**Listed entries**
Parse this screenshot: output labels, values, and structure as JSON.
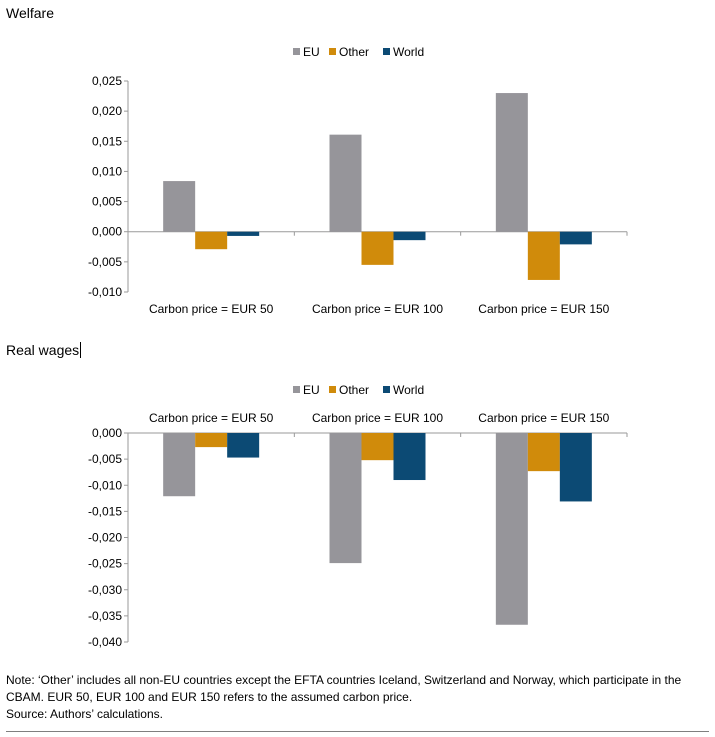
{
  "colors": {
    "EU": "#96959a",
    "Other": "#d08b0b",
    "World": "#0c4a74",
    "axis": "#9a9a9a"
  },
  "legend": [
    "EU",
    "Other",
    "World"
  ],
  "chart_data": [
    {
      "type": "bar",
      "title": "Welfare",
      "categories": [
        "Carbon price = EUR 50",
        "Carbon price = EUR 100",
        "Carbon price = EUR 150"
      ],
      "series": [
        {
          "name": "EU",
          "values": [
            0.0084,
            0.0161,
            0.023
          ]
        },
        {
          "name": "Other",
          "values": [
            -0.0029,
            -0.0055,
            -0.008
          ]
        },
        {
          "name": "World",
          "values": [
            -0.0007,
            -0.0014,
            -0.0021
          ]
        }
      ],
      "ylim": [
        -0.01,
        0.025
      ],
      "yticks": [
        0.025,
        0.02,
        0.015,
        0.01,
        0.005,
        0,
        -0.005,
        -0.01
      ],
      "ytick_labels": [
        "0,025",
        "0,020",
        "0,015",
        "0,010",
        "0,005",
        "0,000",
        "-0,005",
        "-0,010"
      ],
      "legend_position": "top",
      "category_labels_position": "bottom",
      "grid": false
    },
    {
      "type": "bar",
      "title": "Real wages",
      "categories": [
        "Carbon price = EUR 50",
        "Carbon price = EUR 100",
        "Carbon price = EUR 150"
      ],
      "series": [
        {
          "name": "EU",
          "values": [
            -0.0121,
            -0.0249,
            -0.0367
          ]
        },
        {
          "name": "Other",
          "values": [
            -0.0027,
            -0.0052,
            -0.0073
          ]
        },
        {
          "name": "World",
          "values": [
            -0.0047,
            -0.009,
            -0.0131
          ]
        }
      ],
      "ylim": [
        -0.04,
        0
      ],
      "yticks": [
        0,
        -0.005,
        -0.01,
        -0.015,
        -0.02,
        -0.025,
        -0.03,
        -0.035,
        -0.04
      ],
      "ytick_labels": [
        "0,000",
        "-0,005",
        "-0,010",
        "-0,015",
        "-0,020",
        "-0,025",
        "-0,030",
        "-0,035",
        "-0,040"
      ],
      "legend_position": "top",
      "category_labels_position": "top",
      "grid": false
    }
  ],
  "footer": {
    "note": "Note: ‘Other’ includes all non-EU countries except the EFTA countries Iceland, Switzerland and Norway, which participate in the CBAM. EUR 50, EUR 100 and EUR 150 refers to the assumed carbon price.",
    "source": "Source: Authors’ calculations."
  }
}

**Instructions to follow**
Leave out all pictures, then copy the remaining material exactly.

**Solution below**
Parse this screenshot: output labels, values, and structure as JSON.
{
  "colors": {
    "EU": "#96959a",
    "Other": "#d08b0b",
    "World": "#0c4a74",
    "axis": "#9a9a9a"
  },
  "legend": [
    "EU",
    "Other",
    "World"
  ],
  "chart_data": [
    {
      "type": "bar",
      "title": "Welfare",
      "categories": [
        "Carbon price = EUR 50",
        "Carbon price = EUR 100",
        "Carbon price = EUR 150"
      ],
      "series": [
        {
          "name": "EU",
          "values": [
            0.0084,
            0.0161,
            0.023
          ]
        },
        {
          "name": "Other",
          "values": [
            -0.0029,
            -0.0055,
            -0.008
          ]
        },
        {
          "name": "World",
          "values": [
            -0.0007,
            -0.0014,
            -0.0021
          ]
        }
      ],
      "ylim": [
        -0.01,
        0.025
      ],
      "yticks": [
        0.025,
        0.02,
        0.015,
        0.01,
        0.005,
        0,
        -0.005,
        -0.01
      ],
      "ytick_labels": [
        "0,025",
        "0,020",
        "0,015",
        "0,010",
        "0,005",
        "0,000",
        "-0,005",
        "-0,010"
      ],
      "legend_position": "top",
      "category_labels_position": "bottom",
      "grid": false
    },
    {
      "type": "bar",
      "title": "Real wages",
      "categories": [
        "Carbon price = EUR 50",
        "Carbon price = EUR 100",
        "Carbon price = EUR 150"
      ],
      "series": [
        {
          "name": "EU",
          "values": [
            -0.0121,
            -0.0249,
            -0.0367
          ]
        },
        {
          "name": "Other",
          "values": [
            -0.0027,
            -0.0052,
            -0.0073
          ]
        },
        {
          "name": "World",
          "values": [
            -0.0047,
            -0.009,
            -0.0131
          ]
        }
      ],
      "ylim": [
        -0.04,
        0
      ],
      "yticks": [
        0,
        -0.005,
        -0.01,
        -0.015,
        -0.02,
        -0.025,
        -0.03,
        -0.035,
        -0.04
      ],
      "ytick_labels": [
        "0,000",
        "-0,005",
        "-0,010",
        "-0,015",
        "-0,020",
        "-0,025",
        "-0,030",
        "-0,035",
        "-0,040"
      ],
      "legend_position": "top",
      "category_labels_position": "top",
      "grid": false
    }
  ],
  "footer": {
    "note": "Note: ‘Other’ includes all non-EU countries except the EFTA countries Iceland, Switzerland and Norway, which participate in the CBAM. EUR 50, EUR 100 and EUR 150 refers to the assumed carbon price.",
    "source": "Source: Authors’ calculations."
  }
}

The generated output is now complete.